TASK TO COMPLETE:
Would you write out the entries below, every one of them, exactly?

** START DATA LINES **

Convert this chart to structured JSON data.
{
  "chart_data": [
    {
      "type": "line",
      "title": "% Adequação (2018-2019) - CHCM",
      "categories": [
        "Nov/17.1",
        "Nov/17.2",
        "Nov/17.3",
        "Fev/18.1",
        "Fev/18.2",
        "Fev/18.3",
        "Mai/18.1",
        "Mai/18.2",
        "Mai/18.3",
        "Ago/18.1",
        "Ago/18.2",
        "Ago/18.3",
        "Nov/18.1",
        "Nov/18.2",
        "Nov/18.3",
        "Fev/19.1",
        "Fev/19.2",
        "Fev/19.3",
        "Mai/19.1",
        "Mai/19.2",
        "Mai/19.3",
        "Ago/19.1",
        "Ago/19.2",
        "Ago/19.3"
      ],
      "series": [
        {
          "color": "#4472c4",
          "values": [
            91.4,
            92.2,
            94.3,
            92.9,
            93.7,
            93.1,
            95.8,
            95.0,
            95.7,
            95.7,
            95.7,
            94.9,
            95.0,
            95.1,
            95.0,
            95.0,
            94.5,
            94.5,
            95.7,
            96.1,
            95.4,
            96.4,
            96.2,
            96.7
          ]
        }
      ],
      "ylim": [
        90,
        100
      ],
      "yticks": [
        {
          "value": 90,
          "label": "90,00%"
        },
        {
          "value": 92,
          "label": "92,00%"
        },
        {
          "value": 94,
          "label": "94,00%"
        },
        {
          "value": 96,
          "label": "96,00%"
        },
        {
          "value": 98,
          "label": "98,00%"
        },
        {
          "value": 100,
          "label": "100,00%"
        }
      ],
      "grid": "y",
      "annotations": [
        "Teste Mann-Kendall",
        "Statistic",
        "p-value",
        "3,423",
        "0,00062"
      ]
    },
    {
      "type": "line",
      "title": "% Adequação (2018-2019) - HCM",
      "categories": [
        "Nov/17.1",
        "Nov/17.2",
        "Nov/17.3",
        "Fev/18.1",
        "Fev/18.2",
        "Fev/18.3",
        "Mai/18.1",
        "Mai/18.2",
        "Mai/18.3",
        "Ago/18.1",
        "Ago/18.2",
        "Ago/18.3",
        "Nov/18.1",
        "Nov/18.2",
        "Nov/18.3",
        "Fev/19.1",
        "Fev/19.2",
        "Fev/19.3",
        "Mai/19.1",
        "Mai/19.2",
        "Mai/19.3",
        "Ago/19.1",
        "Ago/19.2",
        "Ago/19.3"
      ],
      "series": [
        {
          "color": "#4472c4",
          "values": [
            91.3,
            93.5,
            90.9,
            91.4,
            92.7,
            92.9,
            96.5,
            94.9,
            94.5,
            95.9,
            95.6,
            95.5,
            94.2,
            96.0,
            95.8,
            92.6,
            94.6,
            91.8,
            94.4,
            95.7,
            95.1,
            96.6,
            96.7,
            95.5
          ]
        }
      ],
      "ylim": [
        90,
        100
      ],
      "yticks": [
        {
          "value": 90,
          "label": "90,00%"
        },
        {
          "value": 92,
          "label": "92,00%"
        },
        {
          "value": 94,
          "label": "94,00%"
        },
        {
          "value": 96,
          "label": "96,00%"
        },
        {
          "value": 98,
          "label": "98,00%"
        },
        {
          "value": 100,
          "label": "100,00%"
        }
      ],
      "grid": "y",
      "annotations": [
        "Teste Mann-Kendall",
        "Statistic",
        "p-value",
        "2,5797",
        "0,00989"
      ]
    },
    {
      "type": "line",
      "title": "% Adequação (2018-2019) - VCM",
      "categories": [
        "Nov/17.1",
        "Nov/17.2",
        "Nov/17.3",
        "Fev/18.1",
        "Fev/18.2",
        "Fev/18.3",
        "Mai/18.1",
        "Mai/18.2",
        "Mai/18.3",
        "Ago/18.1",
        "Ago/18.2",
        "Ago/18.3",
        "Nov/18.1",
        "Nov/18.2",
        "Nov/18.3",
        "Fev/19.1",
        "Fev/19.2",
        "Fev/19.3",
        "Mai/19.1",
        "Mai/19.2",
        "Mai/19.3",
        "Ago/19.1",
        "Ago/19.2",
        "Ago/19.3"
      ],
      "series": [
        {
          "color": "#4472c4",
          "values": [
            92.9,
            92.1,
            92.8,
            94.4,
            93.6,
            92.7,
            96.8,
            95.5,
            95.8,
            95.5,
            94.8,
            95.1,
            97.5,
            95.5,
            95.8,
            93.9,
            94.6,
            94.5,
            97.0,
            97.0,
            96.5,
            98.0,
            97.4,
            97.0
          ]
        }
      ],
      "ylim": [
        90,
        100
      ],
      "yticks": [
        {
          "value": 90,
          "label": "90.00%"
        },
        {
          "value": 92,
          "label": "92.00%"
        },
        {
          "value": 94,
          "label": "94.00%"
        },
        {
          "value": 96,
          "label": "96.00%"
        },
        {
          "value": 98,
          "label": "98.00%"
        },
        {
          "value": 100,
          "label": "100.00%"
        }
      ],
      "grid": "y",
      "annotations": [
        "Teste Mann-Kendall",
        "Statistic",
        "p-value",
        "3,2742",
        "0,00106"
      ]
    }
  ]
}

** END DATA LINES **

RESPONSE:
Convert this chart to structured JSON data.
{
  "chart_data": [
    {
      "type": "line",
      "title": "% Adequação (2018-2019) - CHCM",
      "categories": [
        "Nov/17.1",
        "Nov/17.2",
        "Nov/17.3",
        "Fev/18.1",
        "Fev/18.2",
        "Fev/18.3",
        "Mai/18.1",
        "Mai/18.2",
        "Mai/18.3",
        "Ago/18.1",
        "Ago/18.2",
        "Ago/18.3",
        "Nov/18.1",
        "Nov/18.2",
        "Nov/18.3",
        "Fev/19.1",
        "Fev/19.2",
        "Fev/19.3",
        "Mai/19.1",
        "Mai/19.2",
        "Mai/19.3",
        "Ago/19.1",
        "Ago/19.2",
        "Ago/19.3"
      ],
      "series": [
        {
          "color": "#4472c4",
          "values": [
            91.4,
            92.2,
            94.3,
            92.9,
            93.7,
            93.1,
            95.8,
            95.0,
            95.7,
            95.7,
            95.7,
            94.9,
            95.0,
            95.1,
            95.0,
            95.0,
            94.5,
            94.5,
            95.7,
            96.1,
            95.4,
            96.4,
            96.2,
            96.7
          ]
        }
      ],
      "ylim": [
        90,
        100
      ],
      "yticks": [
        {
          "value": 90,
          "label": "90,00%"
        },
        {
          "value": 92,
          "label": "92,00%"
        },
        {
          "value": 94,
          "label": "94,00%"
        },
        {
          "value": 96,
          "label": "96,00%"
        },
        {
          "value": 98,
          "label": "98,00%"
        },
        {
          "value": 100,
          "label": "100,00%"
        }
      ],
      "grid": "y",
      "annotations": [
        "Teste Mann-Kendall",
        "Statistic",
        "p-value",
        "3,423",
        "0,00062"
      ]
    },
    {
      "type": "line",
      "title": "% Adequação (2018-2019) - HCM",
      "categories": [
        "Nov/17.1",
        "Nov/17.2",
        "Nov/17.3",
        "Fev/18.1",
        "Fev/18.2",
        "Fev/18.3",
        "Mai/18.1",
        "Mai/18.2",
        "Mai/18.3",
        "Ago/18.1",
        "Ago/18.2",
        "Ago/18.3",
        "Nov/18.1",
        "Nov/18.2",
        "Nov/18.3",
        "Fev/19.1",
        "Fev/19.2",
        "Fev/19.3",
        "Mai/19.1",
        "Mai/19.2",
        "Mai/19.3",
        "Ago/19.1",
        "Ago/19.2",
        "Ago/19.3"
      ],
      "series": [
        {
          "color": "#4472c4",
          "values": [
            91.3,
            93.5,
            90.9,
            91.4,
            92.7,
            92.9,
            96.5,
            94.9,
            94.5,
            95.9,
            95.6,
            95.5,
            94.2,
            96.0,
            95.8,
            92.6,
            94.6,
            91.8,
            94.4,
            95.7,
            95.1,
            96.6,
            96.7,
            95.5
          ]
        }
      ],
      "ylim": [
        90,
        100
      ],
      "yticks": [
        {
          "value": 90,
          "label": "90,00%"
        },
        {
          "value": 92,
          "label": "92,00%"
        },
        {
          "value": 94,
          "label": "94,00%"
        },
        {
          "value": 96,
          "label": "96,00%"
        },
        {
          "value": 98,
          "label": "98,00%"
        },
        {
          "value": 100,
          "label": "100,00%"
        }
      ],
      "grid": "y",
      "annotations": [
        "Teste Mann-Kendall",
        "Statistic",
        "p-value",
        "2,5797",
        "0,00989"
      ]
    },
    {
      "type": "line",
      "title": "% Adequação (2018-2019) - VCM",
      "categories": [
        "Nov/17.1",
        "Nov/17.2",
        "Nov/17.3",
        "Fev/18.1",
        "Fev/18.2",
        "Fev/18.3",
        "Mai/18.1",
        "Mai/18.2",
        "Mai/18.3",
        "Ago/18.1",
        "Ago/18.2",
        "Ago/18.3",
        "Nov/18.1",
        "Nov/18.2",
        "Nov/18.3",
        "Fev/19.1",
        "Fev/19.2",
        "Fev/19.3",
        "Mai/19.1",
        "Mai/19.2",
        "Mai/19.3",
        "Ago/19.1",
        "Ago/19.2",
        "Ago/19.3"
      ],
      "series": [
        {
          "color": "#4472c4",
          "values": [
            92.9,
            92.1,
            92.8,
            94.4,
            93.6,
            92.7,
            96.8,
            95.5,
            95.8,
            95.5,
            94.8,
            95.1,
            97.5,
            95.5,
            95.8,
            93.9,
            94.6,
            94.5,
            97.0,
            97.0,
            96.5,
            98.0,
            97.4,
            97.0
          ]
        }
      ],
      "ylim": [
        90,
        100
      ],
      "yticks": [
        {
          "value": 90,
          "label": "90.00%"
        },
        {
          "value": 92,
          "label": "92.00%"
        },
        {
          "value": 94,
          "label": "94.00%"
        },
        {
          "value": 96,
          "label": "96.00%"
        },
        {
          "value": 98,
          "label": "98.00%"
        },
        {
          "value": 100,
          "label": "100.00%"
        }
      ],
      "grid": "y",
      "annotations": [
        "Teste Mann-Kendall",
        "Statistic",
        "p-value",
        "3,2742",
        "0,00106"
      ]
    }
  ]
}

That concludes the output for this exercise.